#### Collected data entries
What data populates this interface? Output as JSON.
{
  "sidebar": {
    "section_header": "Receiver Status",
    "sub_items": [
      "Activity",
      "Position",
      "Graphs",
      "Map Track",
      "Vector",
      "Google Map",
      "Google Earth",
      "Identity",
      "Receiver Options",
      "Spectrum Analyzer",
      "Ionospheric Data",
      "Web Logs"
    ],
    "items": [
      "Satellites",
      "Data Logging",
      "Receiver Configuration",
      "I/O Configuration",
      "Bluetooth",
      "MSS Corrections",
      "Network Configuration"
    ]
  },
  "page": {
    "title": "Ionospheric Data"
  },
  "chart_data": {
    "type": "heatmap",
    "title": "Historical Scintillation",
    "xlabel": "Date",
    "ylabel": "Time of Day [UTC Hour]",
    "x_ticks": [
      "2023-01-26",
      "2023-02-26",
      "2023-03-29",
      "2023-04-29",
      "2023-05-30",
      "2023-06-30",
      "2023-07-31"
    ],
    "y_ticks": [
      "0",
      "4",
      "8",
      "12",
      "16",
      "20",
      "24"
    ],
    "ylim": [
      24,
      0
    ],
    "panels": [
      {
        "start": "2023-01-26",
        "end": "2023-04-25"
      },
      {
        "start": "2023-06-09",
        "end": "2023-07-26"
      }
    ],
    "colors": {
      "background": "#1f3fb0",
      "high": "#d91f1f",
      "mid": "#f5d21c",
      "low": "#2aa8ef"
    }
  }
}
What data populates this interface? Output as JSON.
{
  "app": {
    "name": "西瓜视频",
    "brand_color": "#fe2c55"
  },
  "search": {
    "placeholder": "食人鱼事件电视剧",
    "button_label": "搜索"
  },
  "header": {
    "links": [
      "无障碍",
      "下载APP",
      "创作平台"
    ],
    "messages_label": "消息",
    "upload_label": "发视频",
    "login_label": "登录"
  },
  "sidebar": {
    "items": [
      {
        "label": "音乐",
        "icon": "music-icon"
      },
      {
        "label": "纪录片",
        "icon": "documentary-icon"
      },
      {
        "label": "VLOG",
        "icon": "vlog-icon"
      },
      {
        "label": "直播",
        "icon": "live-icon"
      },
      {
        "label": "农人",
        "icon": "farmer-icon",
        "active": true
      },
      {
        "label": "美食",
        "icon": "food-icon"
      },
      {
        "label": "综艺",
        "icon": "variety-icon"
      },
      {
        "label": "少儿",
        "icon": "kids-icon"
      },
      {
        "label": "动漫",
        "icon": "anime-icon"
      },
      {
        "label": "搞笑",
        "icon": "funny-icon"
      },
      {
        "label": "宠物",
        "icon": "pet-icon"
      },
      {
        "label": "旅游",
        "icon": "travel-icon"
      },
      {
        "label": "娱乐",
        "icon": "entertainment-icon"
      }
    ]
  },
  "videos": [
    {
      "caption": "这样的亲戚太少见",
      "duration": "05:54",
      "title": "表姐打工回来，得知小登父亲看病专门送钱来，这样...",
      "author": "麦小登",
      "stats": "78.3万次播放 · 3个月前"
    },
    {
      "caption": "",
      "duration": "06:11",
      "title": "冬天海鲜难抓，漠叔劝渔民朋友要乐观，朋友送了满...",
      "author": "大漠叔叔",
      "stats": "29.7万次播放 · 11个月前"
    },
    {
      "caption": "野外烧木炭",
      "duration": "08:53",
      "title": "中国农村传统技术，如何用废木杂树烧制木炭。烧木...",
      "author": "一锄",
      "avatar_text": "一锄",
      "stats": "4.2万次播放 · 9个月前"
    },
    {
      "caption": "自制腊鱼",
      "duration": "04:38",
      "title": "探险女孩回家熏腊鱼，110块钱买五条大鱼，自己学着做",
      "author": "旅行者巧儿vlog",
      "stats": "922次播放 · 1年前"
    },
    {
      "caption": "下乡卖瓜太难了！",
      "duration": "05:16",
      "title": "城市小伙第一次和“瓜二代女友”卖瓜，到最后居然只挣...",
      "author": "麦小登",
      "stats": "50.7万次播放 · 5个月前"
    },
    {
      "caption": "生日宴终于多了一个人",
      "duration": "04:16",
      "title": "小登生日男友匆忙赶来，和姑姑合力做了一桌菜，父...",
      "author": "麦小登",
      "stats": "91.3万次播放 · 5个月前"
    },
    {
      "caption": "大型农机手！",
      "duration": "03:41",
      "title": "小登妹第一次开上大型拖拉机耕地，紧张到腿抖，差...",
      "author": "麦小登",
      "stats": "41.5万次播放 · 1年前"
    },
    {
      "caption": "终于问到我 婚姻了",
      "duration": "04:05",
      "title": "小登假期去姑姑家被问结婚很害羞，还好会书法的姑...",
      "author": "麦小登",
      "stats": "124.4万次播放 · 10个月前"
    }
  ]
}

#### Given problem
Exactly as written above, please repeat the entries.

#### Answer to this problem
What data populates this interface? Output as JSON.
{
  "sidebar": {
    "section_header": "Receiver Status",
    "sub_items": [
      "Activity",
      "Position",
      "Graphs",
      "Map Track",
      "Vector",
      "Google Map",
      "Google Earth",
      "Identity",
      "Receiver Options",
      "Spectrum Analyzer",
      "Ionospheric Data",
      "Web Logs"
    ],
    "items": [
      "Satellites",
      "Data Logging",
      "Receiver Configuration",
      "I/O Configuration",
      "Bluetooth",
      "MSS Corrections",
      "Network Configuration"
    ]
  },
  "page": {
    "title": "Ionospheric Data"
  },
  "chart_data": {
    "type": "heatmap",
    "title": "Historical Scintillation",
    "xlabel": "Date",
    "ylabel": "Time of Day [UTC Hour]",
    "x_ticks": [
      "2023-01-26",
      "2023-02-26",
      "2023-03-29",
      "2023-04-29",
      "2023-05-30",
      "2023-06-30",
      "2023-07-31"
    ],
    "y_ticks": [
      "0",
      "4",
      "8",
      "12",
      "16",
      "20",
      "24"
    ],
    "ylim": [
      24,
      0
    ],
    "panels": [
      {
        "start": "2023-01-26",
        "end": "2023-04-25"
      },
      {
        "start": "2023-06-09",
        "end": "2023-07-26"
      }
    ],
    "colors": {
      "background": "#1f3fb0",
      "high": "#d91f1f",
      "mid": "#f5d21c",
      "low": "#2aa8ef"
    }
  }
}
What data populates this interface? Output as JSON.
{
  "app": {
    "name": "西瓜视频",
    "brand_color": "#fe2c55"
  },
  "search": {
    "placeholder": "食人鱼事件电视剧",
    "button_label": "搜索"
  },
  "header": {
    "links": [
      "无障碍",
      "下载APP",
      "创作平台"
    ],
    "messages_label": "消息",
    "upload_label": "发视频",
    "login_label": "登录"
  },
  "sidebar": {
    "items": [
      {
        "label": "音乐",
        "icon": "music-icon"
      },
      {
        "label": "纪录片",
        "icon": "documentary-icon"
      },
      {
        "label": "VLOG",
        "icon": "vlog-icon"
      },
      {
        "label": "直播",
        "icon": "live-icon"
      },
      {
        "label": "农人",
        "icon": "farmer-icon",
        "active": true
      },
      {
        "label": "美食",
        "icon": "food-icon"
      },
      {
        "label": "综艺",
        "icon": "variety-icon"
      },
      {
        "label": "少儿",
        "icon": "kids-icon"
      },
      {
        "label": "动漫",
        "icon": "anime-icon"
      },
      {
        "label": "搞笑",
        "icon": "funny-icon"
      },
      {
        "label": "宠物",
        "icon": "pet-icon"
      },
      {
        "label": "旅游",
        "icon": "travel-icon"
      },
      {
        "label": "娱乐",
        "icon": "entertainment-icon"
      }
    ]
  },
  "videos": [
    {
      "caption": "这样的亲戚太少见",
      "duration": "05:54",
      "title": "表姐打工回来，得知小登父亲看病专门送钱来，这样...",
      "author": "麦小登",
      "stats": "78.3万次播放 · 3个月前"
    },
    {
      "caption": "",
      "duration": "06:11",
      "title": "冬天海鲜难抓，漠叔劝渔民朋友要乐观，朋友送了满...",
      "author": "大漠叔叔",
      "stats": "29.7万次播放 · 11个月前"
    },
    {
      "caption": "野外烧木炭",
      "duration": "08:53",
      "title": "中国农村传统技术，如何用废木杂树烧制木炭。烧木...",
      "author": "一锄",
      "avatar_text": "一锄",
      "stats": "4.2万次播放 · 9个月前"
    },
    {
      "caption": "自制腊鱼",
      "duration": "04:38",
      "title": "探险女孩回家熏腊鱼，110块钱买五条大鱼，自己学着做",
      "author": "旅行者巧儿vlog",
      "stats": "922次播放 · 1年前"
    },
    {
      "caption": "下乡卖瓜太难了！",
      "duration": "05:16",
      "title": "城市小伙第一次和“瓜二代女友”卖瓜，到最后居然只挣...",
      "author": "麦小登",
      "stats": "50.7万次播放 · 5个月前"
    },
    {
      "caption": "生日宴终于多了一个人",
      "duration": "04:16",
      "title": "小登生日男友匆忙赶来，和姑姑合力做了一桌菜，父...",
      "author": "麦小登",
      "stats": "91.3万次播放 · 5个月前"
    },
    {
      "caption": "大型农机手！",
      "duration": "03:41",
      "title": "小登妹第一次开上大型拖拉机耕地，紧张到腿抖，差...",
      "author": "麦小登",
      "stats": "41.5万次播放 · 1年前"
    },
    {
      "caption": "终于问到我 婚姻了",
      "duration": "04:05",
      "title": "小登假期去姑姑家被问结婚很害羞，还好会书法的姑...",
      "author": "麦小登",
      "stats": "124.4万次播放 · 10个月前"
    }
  ]
}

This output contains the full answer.